Task directions:
Exactly as written, retype the listing below, omitting the pictures.

Data provided:

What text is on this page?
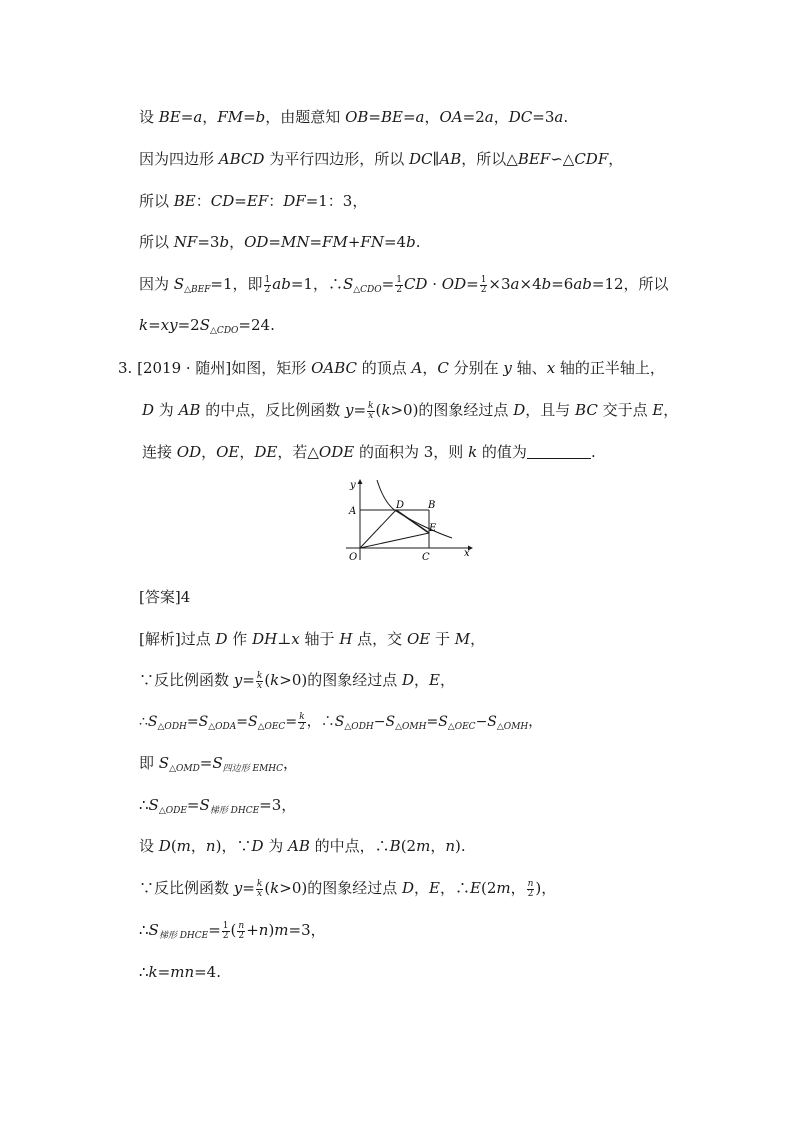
设 BE=a，FM=b，由题意知 OB=BE=a，OA=2a，DC=3a.
因为四边形 ABCD 为平行四边形，所以 DC∥AB，所以△BEF∽△CDF，
所以 BE：CD=EF：DF=1：3，
所以 NF=3b，OD=MN=FM+FN=4b.
因为 $S_{\triangle BEF}=1$，即 $\frac{1}{2} ab=1$，$\therefore S_{\triangle CDO}= \frac{1}{2}$ CD · $OD= \frac{1}{2} \times 3a\times 4b=6ab=12$，所以
$k=xy=2S_{\triangle CDO}=24$.
3. [2019 · 随州]如图，矩形 OABC 的顶点 A，C 分别在 y 轴、x 轴的正半轴上，
D 为 AB 的中点，反比例函数 $y= \frac{k}{x} (k>0)$的图象经过点 D，且与 BC 交于点 E，
连接 OD，OE，DE，若△ODE 的面积为 3，则 k 的值为	.
y
A
D B
E
O	C	x
[答案]4
[解析]过点 D 作 DH⊥x 轴于 H 点，交 OE 于 M，
∵反比例函数 $y= \frac{k}{x} (k>0)$的图象经过点 D，E，
$\therefore S_{\triangle ODH}=S_{\triangle ODA}=S_{\triangle OEC}= \frac{k}{2}$ ，$\therefore S_{\triangle ODH}-S_{\triangle OMH}=S_{\triangle OEC}-S_{\triangle OMH}$，
即 $S_{\triangle OMD}=S_{四边形 EMHC}$，
$\therefore S_{\triangle ODE}=S_{梯形 DHCE}=3$，
设 D(m，n)，∵D 为 AB 的中点，∴B(2m，n).
∵反比例函数 $y= \frac{k}{x} (k>0)$的图象经过点 D，E，∴E(2m， $\frac{n}{2}$ )，
$\therefore S_{梯形 DHCE}= \frac{1}{2}$ ( $\frac{n}{2} +n)m=3$，
∴k=mn=4.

Complete output:
What text is on this page?
设 BE=a，FM=b，由题意知 OB=BE=a，OA=2a，DC=3a.
因为四边形 ABCD 为平行四边形，所以 DC∥AB，所以△BEF∽△CDF，
所以 BE：CD=EF：DF=1：3，
所以 NF=3b，OD=MN=FM+FN=4b.
因为 $S_{\triangle BEF}=1$，即 $\frac{1}{2} ab=1$，$\therefore S_{\triangle CDO}= \frac{1}{2}$ CD · $OD= \frac{1}{2} \times 3a\times 4b=6ab=12$，所以
$k=xy=2S_{\triangle CDO}=24$.
3. [2019 · 随州]如图，矩形 OABC 的顶点 A，C 分别在 y 轴、x 轴的正半轴上，
D 为 AB 的中点，反比例函数 $y= \frac{k}{x} (k>0)$的图象经过点 D，且与 BC 交于点 E，
连接 OD，OE，DE，若△ODE 的面积为 3，则 k 的值为	.
y
A
D B
E
O	C	x
[答案]4
[解析]过点 D 作 DH⊥x 轴于 H 点，交 OE 于 M，
∵反比例函数 $y= \frac{k}{x} (k>0)$的图象经过点 D，E，
$\therefore S_{\triangle ODH}=S_{\triangle ODA}=S_{\triangle OEC}= \frac{k}{2}$ ，$\therefore S_{\triangle ODH}-S_{\triangle OMH}=S_{\triangle OEC}-S_{\triangle OMH}$，
即 $S_{\triangle OMD}=S_{四边形 EMHC}$，
$\therefore S_{\triangle ODE}=S_{梯形 DHCE}=3$，
设 D(m，n)，∵D 为 AB 的中点，∴B(2m，n).
∵反比例函数 $y= \frac{k}{x} (k>0)$的图象经过点 D，E，∴E(2m， $\frac{n}{2}$ )，
$\therefore S_{梯形 DHCE}= \frac{1}{2}$ ( $\frac{n}{2} +n)m=3$，
∴k=mn=4.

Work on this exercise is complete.